**Work instructions**
List the lines of this listing that hold the word "Faturamento".

━━━ Data in this exercise

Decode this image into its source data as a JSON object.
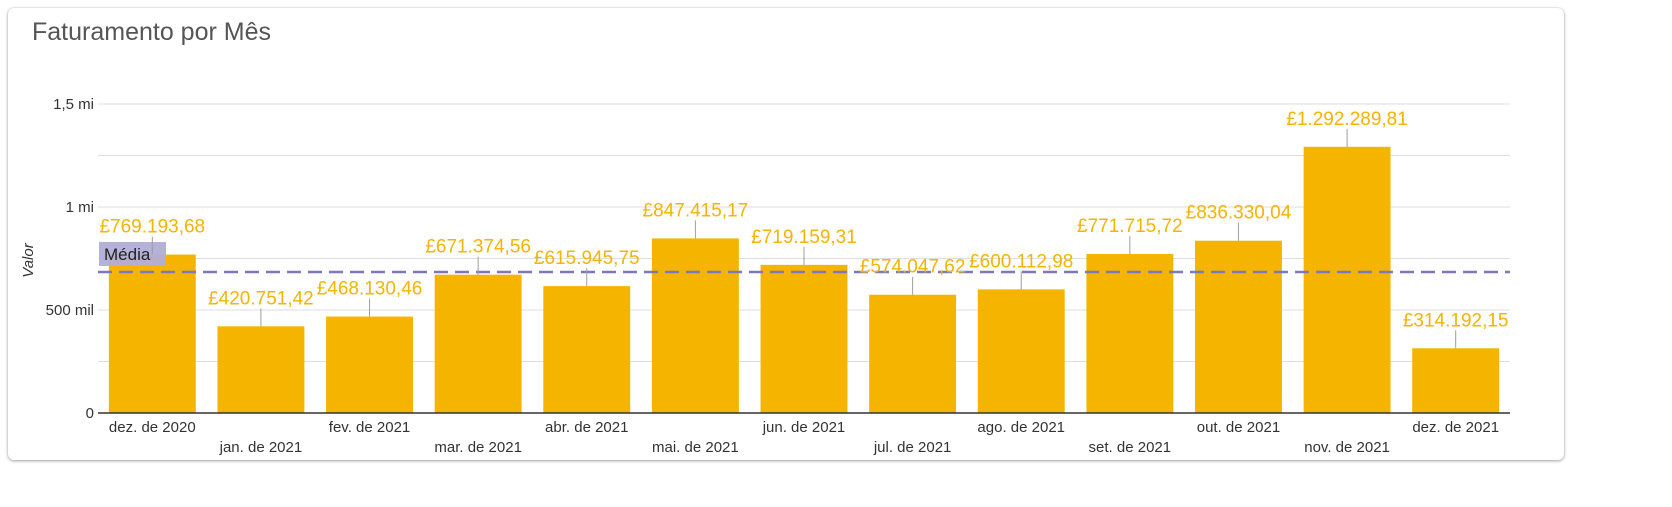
{
  "card": {
    "title": "Faturamento por Mês"
  },
  "chart_data": {
    "type": "bar",
    "title": "Faturamento por Mês",
    "xlabel": "",
    "ylabel": "Valor",
    "ylim": [
      0,
      1500000
    ],
    "yticks": [
      {
        "value": 0,
        "label": "0"
      },
      {
        "value": 500000,
        "label": "500 mil"
      },
      {
        "value": 1000000,
        "label": "1 mi"
      },
      {
        "value": 1500000,
        "label": "1,5 mi"
      }
    ],
    "grid": true,
    "categories": [
      "dez. de 2020",
      "jan. de 2021",
      "fev. de 2021",
      "mar. de 2021",
      "abr. de 2021",
      "mai. de 2021",
      "jun. de 2021",
      "jul. de 2021",
      "ago. de 2021",
      "set. de 2021",
      "out. de 2021",
      "nov. de 2021",
      "dez. de 2021"
    ],
    "values": [
      769193.68,
      420751.42,
      468130.46,
      671374.56,
      615945.75,
      847415.17,
      719159.31,
      574047.62,
      600112.98,
      771715.72,
      836330.04,
      1292289.81,
      314192.15
    ],
    "data_labels": [
      "£769.193,68",
      "£420.751,42",
      "£468.130,46",
      "£671.374,56",
      "£615.945,75",
      "£847.415,17",
      "£719.159,31",
      "£574.047,62",
      "£600.112,98",
      "£771.715,72",
      "£836.330,04",
      "£1.292.289,81",
      "£314.192,15"
    ],
    "bar_color": "#f4b400",
    "reference_line": {
      "label": "Média",
      "value": 684650,
      "color": "#7d78b8"
    }
  }
}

━━━━━━

**Completed exercise**
    "title": "Faturamento por Mês"
    "title": "Faturamento por Mês",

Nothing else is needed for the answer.